Data for this exercise:
--------------------------------------------------
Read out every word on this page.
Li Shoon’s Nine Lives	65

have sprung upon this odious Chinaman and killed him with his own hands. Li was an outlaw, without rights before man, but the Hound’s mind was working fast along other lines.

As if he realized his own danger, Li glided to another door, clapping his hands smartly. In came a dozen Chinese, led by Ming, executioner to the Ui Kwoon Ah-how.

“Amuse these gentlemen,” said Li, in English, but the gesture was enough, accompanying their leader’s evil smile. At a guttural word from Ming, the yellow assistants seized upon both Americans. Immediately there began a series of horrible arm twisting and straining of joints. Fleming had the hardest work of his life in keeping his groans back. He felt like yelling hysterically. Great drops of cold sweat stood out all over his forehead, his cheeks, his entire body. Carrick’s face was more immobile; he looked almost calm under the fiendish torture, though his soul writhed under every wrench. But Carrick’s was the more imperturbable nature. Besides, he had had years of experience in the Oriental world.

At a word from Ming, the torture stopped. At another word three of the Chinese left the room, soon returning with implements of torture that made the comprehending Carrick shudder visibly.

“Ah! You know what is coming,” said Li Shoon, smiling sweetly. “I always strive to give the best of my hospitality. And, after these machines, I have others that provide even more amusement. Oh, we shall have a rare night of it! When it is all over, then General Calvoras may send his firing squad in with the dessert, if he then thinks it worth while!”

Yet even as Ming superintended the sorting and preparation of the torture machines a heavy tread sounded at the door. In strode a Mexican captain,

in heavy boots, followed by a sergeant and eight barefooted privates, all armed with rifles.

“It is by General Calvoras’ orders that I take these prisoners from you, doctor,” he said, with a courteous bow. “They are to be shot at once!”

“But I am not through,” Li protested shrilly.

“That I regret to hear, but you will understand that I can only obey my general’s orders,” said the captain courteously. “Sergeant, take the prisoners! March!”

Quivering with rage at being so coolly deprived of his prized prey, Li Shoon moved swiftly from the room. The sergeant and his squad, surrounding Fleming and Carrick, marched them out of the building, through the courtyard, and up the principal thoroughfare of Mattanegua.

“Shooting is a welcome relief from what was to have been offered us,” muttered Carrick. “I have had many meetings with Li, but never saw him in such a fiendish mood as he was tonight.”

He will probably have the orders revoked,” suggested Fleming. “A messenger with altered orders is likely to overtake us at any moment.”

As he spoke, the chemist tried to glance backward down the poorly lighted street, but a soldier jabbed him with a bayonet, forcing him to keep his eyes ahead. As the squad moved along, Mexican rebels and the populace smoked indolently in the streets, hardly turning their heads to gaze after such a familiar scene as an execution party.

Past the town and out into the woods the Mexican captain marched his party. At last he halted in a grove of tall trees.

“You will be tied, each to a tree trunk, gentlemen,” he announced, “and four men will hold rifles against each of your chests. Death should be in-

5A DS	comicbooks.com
--------------------------------------------------
Instructions to follow:
Copy out each line above, character for character.

Response:
Read out every word on this page.
Li Shoon’s Nine Lives	65

have sprung upon this odious Chinaman and killed him with his own hands. Li was an outlaw, without rights before man, but the Hound’s mind was working fast along other lines.

As if he realized his own danger, Li glided to another door, clapping his hands smartly. In came a dozen Chinese, led by Ming, executioner to the Ui Kwoon Ah-how.

“Amuse these gentlemen,” said Li, in English, but the gesture was enough, accompanying their leader’s evil smile. At a guttural word from Ming, the yellow assistants seized upon both Americans. Immediately there began a series of horrible arm twisting and straining of joints. Fleming had the hardest work of his life in keeping his groans back. He felt like yelling hysterically. Great drops of cold sweat stood out all over his forehead, his cheeks, his entire body. Carrick’s face was more immobile; he looked almost calm under the fiendish torture, though his soul writhed under every wrench. But Carrick’s was the more imperturbable nature. Besides, he had had years of experience in the Oriental world.

At a word from Ming, the torture stopped. At another word three of the Chinese left the room, soon returning with implements of torture that made the comprehending Carrick shudder visibly.

“Ah! You know what is coming,” said Li Shoon, smiling sweetly. “I always strive to give the best of my hospitality. And, after these machines, I have others that provide even more amusement. Oh, we shall have a rare night of it! When it is all over, then General Calvoras may send his firing squad in with the dessert, if he then thinks it worth while!”

Yet even as Ming superintended the sorting and preparation of the torture machines a heavy tread sounded at the door. In strode a Mexican captain,

in heavy boots, followed by a sergeant and eight barefooted privates, all armed with rifles.

“It is by General Calvoras’ orders that I take these prisoners from you, doctor,” he said, with a courteous bow. “They are to be shot at once!”

“But I am not through,” Li protested shrilly.

“That I regret to hear, but you will understand that I can only obey my general’s orders,” said the captain courteously. “Sergeant, take the prisoners! March!”

Quivering with rage at being so coolly deprived of his prized prey, Li Shoon moved swiftly from the room. The sergeant and his squad, surrounding Fleming and Carrick, marched them out of the building, through the courtyard, and up the principal thoroughfare of Mattanegua.

“Shooting is a welcome relief from what was to have been offered us,” muttered Carrick. “I have had many meetings with Li, but never saw him in such a fiendish mood as he was tonight.”

He will probably have the orders revoked,” suggested Fleming. “A messenger with altered orders is likely to overtake us at any moment.”

As he spoke, the chemist tried to glance backward down the poorly lighted street, but a soldier jabbed him with a bayonet, forcing him to keep his eyes ahead. As the squad moved along, Mexican rebels and the populace smoked indolently in the streets, hardly turning their heads to gaze after such a familiar scene as an execution party.

Past the town and out into the woods the Mexican captain marched his party. At last he halted in a grove of tall trees.

“You will be tied, each to a tree trunk, gentlemen,” he announced, “and four men will hold rifles against each of your chests. Death should be in-

5A DS	comicbooks.com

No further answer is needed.